Dataset items:
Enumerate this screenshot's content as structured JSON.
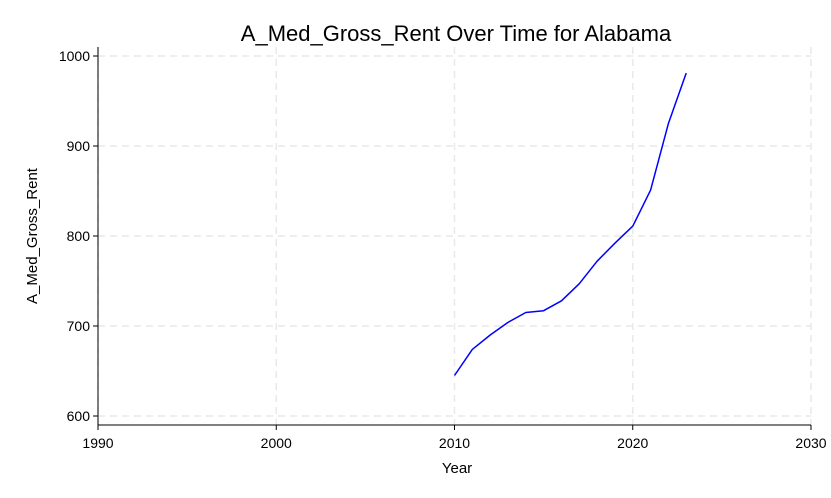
{
  "chart_data": {
    "type": "line",
    "title": "A_Med_Gross_Rent Over Time for Alabama",
    "xlabel": "Year",
    "ylabel": "A_Med_Gross_Rent",
    "xlim": [
      1990,
      2030
    ],
    "ylim": [
      590,
      1010
    ],
    "xticks": [
      1990,
      2000,
      2010,
      2020,
      2030
    ],
    "yticks": [
      600,
      700,
      800,
      900,
      1000
    ],
    "grid": true,
    "series_color": "#0000ff",
    "x": [
      2010,
      2011,
      2012,
      2013,
      2014,
      2015,
      2016,
      2017,
      2018,
      2019,
      2020,
      2021,
      2022,
      2023
    ],
    "series": [
      {
        "values": [
          645,
          674,
          690,
          704,
          715,
          717,
          728,
          747,
          772,
          792,
          811,
          851,
          925,
          981
        ]
      }
    ]
  }
}
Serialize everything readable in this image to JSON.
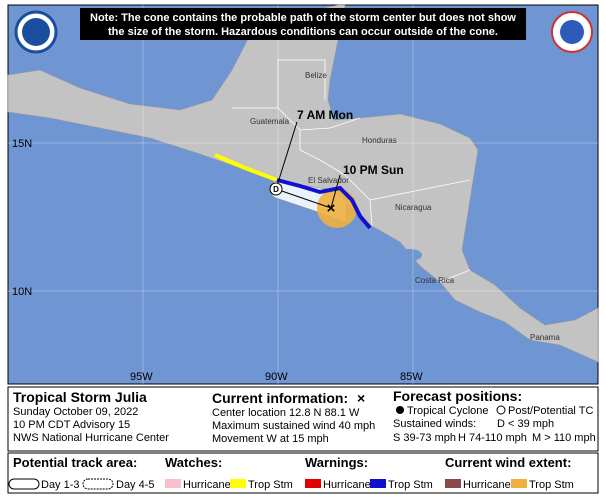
{
  "note": {
    "lines": [
      "Note: The cone contains the probable path of the storm center but does not show",
      "the size of the storm. Hazardous conditions can occur outside of the cone."
    ]
  },
  "map": {
    "countries": [
      "Belize",
      "Guatemala",
      "Honduras",
      "El Salvador",
      "Nicaragua",
      "Costa Rica",
      "Panama"
    ],
    "forecast_labels": [
      "7 AM Mon",
      "10 PM Sun"
    ],
    "point_marker": "D",
    "lat_labels": [
      "15N",
      "10N"
    ],
    "lon_labels": [
      "95W",
      "90W",
      "85W"
    ]
  },
  "storm": {
    "title": "Tropical Storm Julia",
    "date": "Sunday October 09, 2022",
    "advisory": "10 PM CDT Advisory 15",
    "agency": "NWS National Hurricane Center"
  },
  "current": {
    "heading": "Current information:",
    "symbol": "×",
    "lines": [
      "Center location 12.8 N 88.1 W",
      "Maximum sustained wind 40 mph",
      "Movement W at 15 mph"
    ]
  },
  "forecast": {
    "heading": "Forecast positions:",
    "tropical": "Tropical Cyclone",
    "post": "Post/Potential TC",
    "winds_label": "Sustained winds:",
    "d": "D < 39 mph",
    "s": "S 39-73 mph",
    "h": "H 74-110 mph",
    "m": "M > 110 mph"
  },
  "legend": {
    "track": {
      "heading": "Potential track area:",
      "day13": "Day 1-3",
      "day45": "Day 4-5"
    },
    "watches": {
      "heading": "Watches:",
      "hurricane": "Hurricane",
      "trop": "Trop Stm"
    },
    "warnings": {
      "heading": "Warnings:",
      "hurricane": "Hurricane",
      "trop": "Trop Stm"
    },
    "wind": {
      "heading": "Current wind extent:",
      "hurricane": "Hurricane",
      "trop": "Trop Stm"
    }
  }
}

§ GIVEN REQUEST:
Copy every line of the data exactly as written, excluding the pictures.

§ REPLY TO THE TASK:
Enumerate this screenshot's content as structured JSON.
{
  "chart_data": {
    "type": "line",
    "title": "A_Med_Gross_Rent Over Time for Alabama",
    "xlabel": "Year",
    "ylabel": "A_Med_Gross_Rent",
    "xlim": [
      1990,
      2030
    ],
    "ylim": [
      590,
      1010
    ],
    "xticks": [
      1990,
      2000,
      2010,
      2020,
      2030
    ],
    "yticks": [
      600,
      700,
      800,
      900,
      1000
    ],
    "grid": true,
    "series_color": "#0000ff",
    "x": [
      2010,
      2011,
      2012,
      2013,
      2014,
      2015,
      2016,
      2017,
      2018,
      2019,
      2020,
      2021,
      2022,
      2023
    ],
    "series": [
      {
        "values": [
          645,
          674,
          690,
          704,
          715,
          717,
          728,
          747,
          772,
          792,
          811,
          851,
          925,
          981
        ]
      }
    ]
  }
}
Serialize everything readable in this image to JSON.
{
  "note": {
    "lines": [
      "Note: The cone contains the probable path of the storm center but does not show",
      "the size of the storm. Hazardous conditions can occur outside of the cone."
    ]
  },
  "map": {
    "countries": [
      "Belize",
      "Guatemala",
      "Honduras",
      "El Salvador",
      "Nicaragua",
      "Costa Rica",
      "Panama"
    ],
    "forecast_labels": [
      "7 AM Mon",
      "10 PM Sun"
    ],
    "point_marker": "D",
    "lat_labels": [
      "15N",
      "10N"
    ],
    "lon_labels": [
      "95W",
      "90W",
      "85W"
    ]
  },
  "storm": {
    "title": "Tropical Storm Julia",
    "date": "Sunday October 09, 2022",
    "advisory": "10 PM CDT Advisory 15",
    "agency": "NWS National Hurricane Center"
  },
  "current": {
    "heading": "Current information:",
    "symbol": "×",
    "lines": [
      "Center location 12.8 N 88.1 W",
      "Maximum sustained wind 40 mph",
      "Movement W at 15 mph"
    ]
  },
  "forecast": {
    "heading": "Forecast positions:",
    "tropical": "Tropical Cyclone",
    "post": "Post/Potential TC",
    "winds_label": "Sustained winds:",
    "d": "D < 39 mph",
    "s": "S 39-73 mph",
    "h": "H 74-110 mph",
    "m": "M > 110 mph"
  },
  "legend": {
    "track": {
      "heading": "Potential track area:",
      "day13": "Day 1-3",
      "day45": "Day 4-5"
    },
    "watches": {
      "heading": "Watches:",
      "hurricane": "Hurricane",
      "trop": "Trop Stm"
    },
    "warnings": {
      "heading": "Warnings:",
      "hurricane": "Hurricane",
      "trop": "Trop Stm"
    },
    "wind": {
      "heading": "Current wind extent:",
      "hurricane": "Hurricane",
      "trop": "Trop Stm"
    }
  }
}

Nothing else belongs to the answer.